━━━ Recorded data

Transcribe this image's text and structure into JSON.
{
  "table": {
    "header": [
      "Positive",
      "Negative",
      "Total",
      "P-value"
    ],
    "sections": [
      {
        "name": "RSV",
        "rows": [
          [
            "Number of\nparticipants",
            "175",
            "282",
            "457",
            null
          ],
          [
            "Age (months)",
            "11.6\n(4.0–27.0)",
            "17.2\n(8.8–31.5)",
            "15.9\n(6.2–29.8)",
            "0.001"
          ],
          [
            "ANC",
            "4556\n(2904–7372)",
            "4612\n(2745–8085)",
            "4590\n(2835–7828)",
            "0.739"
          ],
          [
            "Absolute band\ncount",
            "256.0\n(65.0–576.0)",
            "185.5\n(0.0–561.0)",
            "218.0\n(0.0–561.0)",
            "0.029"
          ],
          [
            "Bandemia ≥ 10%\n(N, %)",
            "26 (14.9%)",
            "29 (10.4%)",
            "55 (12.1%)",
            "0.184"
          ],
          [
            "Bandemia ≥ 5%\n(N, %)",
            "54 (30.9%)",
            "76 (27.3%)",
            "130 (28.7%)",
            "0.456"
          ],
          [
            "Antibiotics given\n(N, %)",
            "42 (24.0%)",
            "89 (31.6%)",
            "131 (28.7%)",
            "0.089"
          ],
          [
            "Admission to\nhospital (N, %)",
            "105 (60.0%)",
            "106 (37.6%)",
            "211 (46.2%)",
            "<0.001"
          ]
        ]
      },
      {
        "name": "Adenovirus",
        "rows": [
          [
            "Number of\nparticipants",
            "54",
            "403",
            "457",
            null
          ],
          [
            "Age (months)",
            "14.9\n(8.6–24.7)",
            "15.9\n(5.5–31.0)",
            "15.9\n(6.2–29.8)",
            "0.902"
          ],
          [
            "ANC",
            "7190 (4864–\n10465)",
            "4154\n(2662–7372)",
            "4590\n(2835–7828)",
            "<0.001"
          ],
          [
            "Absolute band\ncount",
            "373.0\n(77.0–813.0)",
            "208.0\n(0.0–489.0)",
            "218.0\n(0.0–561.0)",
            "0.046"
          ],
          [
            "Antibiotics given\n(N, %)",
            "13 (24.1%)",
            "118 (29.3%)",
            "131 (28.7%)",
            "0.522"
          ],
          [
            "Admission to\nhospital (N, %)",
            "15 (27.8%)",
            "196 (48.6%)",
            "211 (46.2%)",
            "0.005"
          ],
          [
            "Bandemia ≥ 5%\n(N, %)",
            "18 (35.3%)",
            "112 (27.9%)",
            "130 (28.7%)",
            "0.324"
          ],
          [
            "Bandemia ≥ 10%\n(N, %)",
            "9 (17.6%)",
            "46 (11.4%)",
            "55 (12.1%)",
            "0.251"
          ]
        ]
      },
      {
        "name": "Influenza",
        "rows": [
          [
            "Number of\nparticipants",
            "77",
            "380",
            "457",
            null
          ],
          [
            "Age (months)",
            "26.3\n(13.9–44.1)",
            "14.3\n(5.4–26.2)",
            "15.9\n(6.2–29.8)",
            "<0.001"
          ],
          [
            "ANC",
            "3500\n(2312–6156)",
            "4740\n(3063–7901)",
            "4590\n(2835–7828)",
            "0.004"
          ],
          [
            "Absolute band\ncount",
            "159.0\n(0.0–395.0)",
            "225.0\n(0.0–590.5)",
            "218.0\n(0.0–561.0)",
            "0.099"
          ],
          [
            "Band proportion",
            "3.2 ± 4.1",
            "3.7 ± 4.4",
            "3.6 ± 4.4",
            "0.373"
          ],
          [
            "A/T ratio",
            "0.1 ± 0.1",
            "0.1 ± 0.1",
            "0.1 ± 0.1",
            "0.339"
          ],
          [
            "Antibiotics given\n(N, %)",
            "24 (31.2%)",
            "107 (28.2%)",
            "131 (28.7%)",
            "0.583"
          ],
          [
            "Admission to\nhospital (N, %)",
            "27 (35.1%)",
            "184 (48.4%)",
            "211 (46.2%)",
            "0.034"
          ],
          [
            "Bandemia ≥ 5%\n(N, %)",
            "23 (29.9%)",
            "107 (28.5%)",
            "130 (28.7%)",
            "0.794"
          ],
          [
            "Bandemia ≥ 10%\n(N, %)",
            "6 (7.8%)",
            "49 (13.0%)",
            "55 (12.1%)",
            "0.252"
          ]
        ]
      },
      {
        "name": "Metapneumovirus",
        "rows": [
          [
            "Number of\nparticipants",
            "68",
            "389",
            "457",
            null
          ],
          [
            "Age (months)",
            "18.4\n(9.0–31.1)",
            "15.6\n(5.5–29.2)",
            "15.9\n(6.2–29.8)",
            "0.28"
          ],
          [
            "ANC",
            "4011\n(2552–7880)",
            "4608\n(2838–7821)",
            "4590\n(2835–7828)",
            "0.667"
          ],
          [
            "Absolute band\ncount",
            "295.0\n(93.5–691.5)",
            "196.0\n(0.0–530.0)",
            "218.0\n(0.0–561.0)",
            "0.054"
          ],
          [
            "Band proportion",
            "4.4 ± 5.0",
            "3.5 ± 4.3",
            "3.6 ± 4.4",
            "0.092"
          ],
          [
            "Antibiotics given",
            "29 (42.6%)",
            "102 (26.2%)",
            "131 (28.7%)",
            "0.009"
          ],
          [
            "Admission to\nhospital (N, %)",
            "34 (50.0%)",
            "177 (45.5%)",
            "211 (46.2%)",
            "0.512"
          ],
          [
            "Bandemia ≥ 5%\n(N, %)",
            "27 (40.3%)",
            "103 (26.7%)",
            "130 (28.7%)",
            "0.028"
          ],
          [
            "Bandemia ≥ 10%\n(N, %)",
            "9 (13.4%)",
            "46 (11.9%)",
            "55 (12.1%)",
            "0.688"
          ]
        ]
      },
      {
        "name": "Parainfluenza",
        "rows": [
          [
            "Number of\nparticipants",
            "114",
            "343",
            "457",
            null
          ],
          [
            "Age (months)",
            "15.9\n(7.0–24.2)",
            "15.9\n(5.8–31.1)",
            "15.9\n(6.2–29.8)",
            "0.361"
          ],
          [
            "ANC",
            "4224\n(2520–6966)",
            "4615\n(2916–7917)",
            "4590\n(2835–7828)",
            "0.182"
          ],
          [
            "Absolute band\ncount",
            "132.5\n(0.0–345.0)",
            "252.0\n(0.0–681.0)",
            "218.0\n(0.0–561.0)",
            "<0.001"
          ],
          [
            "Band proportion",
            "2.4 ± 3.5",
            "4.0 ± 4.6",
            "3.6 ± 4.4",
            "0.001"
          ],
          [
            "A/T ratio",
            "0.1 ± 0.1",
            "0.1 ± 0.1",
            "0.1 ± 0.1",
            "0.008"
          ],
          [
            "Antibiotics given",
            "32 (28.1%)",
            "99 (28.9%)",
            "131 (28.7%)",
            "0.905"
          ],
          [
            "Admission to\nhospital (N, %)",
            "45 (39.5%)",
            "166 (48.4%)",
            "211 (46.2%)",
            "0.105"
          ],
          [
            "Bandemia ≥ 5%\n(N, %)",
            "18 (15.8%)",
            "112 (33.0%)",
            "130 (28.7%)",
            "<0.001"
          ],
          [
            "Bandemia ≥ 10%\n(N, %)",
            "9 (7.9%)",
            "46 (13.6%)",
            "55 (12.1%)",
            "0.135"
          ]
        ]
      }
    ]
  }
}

━━━━━━

> [Exercise description] Repeat the data precisely, line by line.

> [Answer]
Transcribe this image's text and structure into JSON.
{
  "table": {
    "header": [
      "Positive",
      "Negative",
      "Total",
      "P-value"
    ],
    "sections": [
      {
        "name": "RSV",
        "rows": [
          [
            "Number of\nparticipants",
            "175",
            "282",
            "457",
            null
          ],
          [
            "Age (months)",
            "11.6\n(4.0–27.0)",
            "17.2\n(8.8–31.5)",
            "15.9\n(6.2–29.8)",
            "0.001"
          ],
          [
            "ANC",
            "4556\n(2904–7372)",
            "4612\n(2745–8085)",
            "4590\n(2835–7828)",
            "0.739"
          ],
          [
            "Absolute band\ncount",
            "256.0\n(65.0–576.0)",
            "185.5\n(0.0–561.0)",
            "218.0\n(0.0–561.0)",
            "0.029"
          ],
          [
            "Bandemia ≥ 10%\n(N, %)",
            "26 (14.9%)",
            "29 (10.4%)",
            "55 (12.1%)",
            "0.184"
          ],
          [
            "Bandemia ≥ 5%\n(N, %)",
            "54 (30.9%)",
            "76 (27.3%)",
            "130 (28.7%)",
            "0.456"
          ],
          [
            "Antibiotics given\n(N, %)",
            "42 (24.0%)",
            "89 (31.6%)",
            "131 (28.7%)",
            "0.089"
          ],
          [
            "Admission to\nhospital (N, %)",
            "105 (60.0%)",
            "106 (37.6%)",
            "211 (46.2%)",
            "<0.001"
          ]
        ]
      },
      {
        "name": "Adenovirus",
        "rows": [
          [
            "Number of\nparticipants",
            "54",
            "403",
            "457",
            null
          ],
          [
            "Age (months)",
            "14.9\n(8.6–24.7)",
            "15.9\n(5.5–31.0)",
            "15.9\n(6.2–29.8)",
            "0.902"
          ],
          [
            "ANC",
            "7190 (4864–\n10465)",
            "4154\n(2662–7372)",
            "4590\n(2835–7828)",
            "<0.001"
          ],
          [
            "Absolute band\ncount",
            "373.0\n(77.0–813.0)",
            "208.0\n(0.0–489.0)",
            "218.0\n(0.0–561.0)",
            "0.046"
          ],
          [
            "Antibiotics given\n(N, %)",
            "13 (24.1%)",
            "118 (29.3%)",
            "131 (28.7%)",
            "0.522"
          ],
          [
            "Admission to\nhospital (N, %)",
            "15 (27.8%)",
            "196 (48.6%)",
            "211 (46.2%)",
            "0.005"
          ],
          [
            "Bandemia ≥ 5%\n(N, %)",
            "18 (35.3%)",
            "112 (27.9%)",
            "130 (28.7%)",
            "0.324"
          ],
          [
            "Bandemia ≥ 10%\n(N, %)",
            "9 (17.6%)",
            "46 (11.4%)",
            "55 (12.1%)",
            "0.251"
          ]
        ]
      },
      {
        "name": "Influenza",
        "rows": [
          [
            "Number of\nparticipants",
            "77",
            "380",
            "457",
            null
          ],
          [
            "Age (months)",
            "26.3\n(13.9–44.1)",
            "14.3\n(5.4–26.2)",
            "15.9\n(6.2–29.8)",
            "<0.001"
          ],
          [
            "ANC",
            "3500\n(2312–6156)",
            "4740\n(3063–7901)",
            "4590\n(2835–7828)",
            "0.004"
          ],
          [
            "Absolute band\ncount",
            "159.0\n(0.0–395.0)",
            "225.0\n(0.0–590.5)",
            "218.0\n(0.0–561.0)",
            "0.099"
          ],
          [
            "Band proportion",
            "3.2 ± 4.1",
            "3.7 ± 4.4",
            "3.6 ± 4.4",
            "0.373"
          ],
          [
            "A/T ratio",
            "0.1 ± 0.1",
            "0.1 ± 0.1",
            "0.1 ± 0.1",
            "0.339"
          ],
          [
            "Antibiotics given\n(N, %)",
            "24 (31.2%)",
            "107 (28.2%)",
            "131 (28.7%)",
            "0.583"
          ],
          [
            "Admission to\nhospital (N, %)",
            "27 (35.1%)",
            "184 (48.4%)",
            "211 (46.2%)",
            "0.034"
          ],
          [
            "Bandemia ≥ 5%\n(N, %)",
            "23 (29.9%)",
            "107 (28.5%)",
            "130 (28.7%)",
            "0.794"
          ],
          [
            "Bandemia ≥ 10%\n(N, %)",
            "6 (7.8%)",
            "49 (13.0%)",
            "55 (12.1%)",
            "0.252"
          ]
        ]
      },
      {
        "name": "Metapneumovirus",
        "rows": [
          [
            "Number of\nparticipants",
            "68",
            "389",
            "457",
            null
          ],
          [
            "Age (months)",
            "18.4\n(9.0–31.1)",
            "15.6\n(5.5–29.2)",
            "15.9\n(6.2–29.8)",
            "0.28"
          ],
          [
            "ANC",
            "4011\n(2552–7880)",
            "4608\n(2838–7821)",
            "4590\n(2835–7828)",
            "0.667"
          ],
          [
            "Absolute band\ncount",
            "295.0\n(93.5–691.5)",
            "196.0\n(0.0–530.0)",
            "218.0\n(0.0–561.0)",
            "0.054"
          ],
          [
            "Band proportion",
            "4.4 ± 5.0",
            "3.5 ± 4.3",
            "3.6 ± 4.4",
            "0.092"
          ],
          [
            "Antibiotics given",
            "29 (42.6%)",
            "102 (26.2%)",
            "131 (28.7%)",
            "0.009"
          ],
          [
            "Admission to\nhospital (N, %)",
            "34 (50.0%)",
            "177 (45.5%)",
            "211 (46.2%)",
            "0.512"
          ],
          [
            "Bandemia ≥ 5%\n(N, %)",
            "27 (40.3%)",
            "103 (26.7%)",
            "130 (28.7%)",
            "0.028"
          ],
          [
            "Bandemia ≥ 10%\n(N, %)",
            "9 (13.4%)",
            "46 (11.9%)",
            "55 (12.1%)",
            "0.688"
          ]
        ]
      },
      {
        "name": "Parainfluenza",
        "rows": [
          [
            "Number of\nparticipants",
            "114",
            "343",
            "457",
            null
          ],
          [
            "Age (months)",
            "15.9\n(7.0–24.2)",
            "15.9\n(5.8–31.1)",
            "15.9\n(6.2–29.8)",
            "0.361"
          ],
          [
            "ANC",
            "4224\n(2520–6966)",
            "4615\n(2916–7917)",
            "4590\n(2835–7828)",
            "0.182"
          ],
          [
            "Absolute band\ncount",
            "132.5\n(0.0–345.0)",
            "252.0\n(0.0–681.0)",
            "218.0\n(0.0–561.0)",
            "<0.001"
          ],
          [
            "Band proportion",
            "2.4 ± 3.5",
            "4.0 ± 4.6",
            "3.6 ± 4.4",
            "0.001"
          ],
          [
            "A/T ratio",
            "0.1 ± 0.1",
            "0.1 ± 0.1",
            "0.1 ± 0.1",
            "0.008"
          ],
          [
            "Antibiotics given",
            "32 (28.1%)",
            "99 (28.9%)",
            "131 (28.7%)",
            "0.905"
          ],
          [
            "Admission to\nhospital (N, %)",
            "45 (39.5%)",
            "166 (48.4%)",
            "211 (46.2%)",
            "0.105"
          ],
          [
            "Bandemia ≥ 5%\n(N, %)",
            "18 (15.8%)",
            "112 (33.0%)",
            "130 (28.7%)",
            "<0.001"
          ],
          [
            "Bandemia ≥ 10%\n(N, %)",
            "9 (7.9%)",
            "46 (13.6%)",
            "55 (12.1%)",
            "0.135"
          ]
        ]
      }
    ]
  }
}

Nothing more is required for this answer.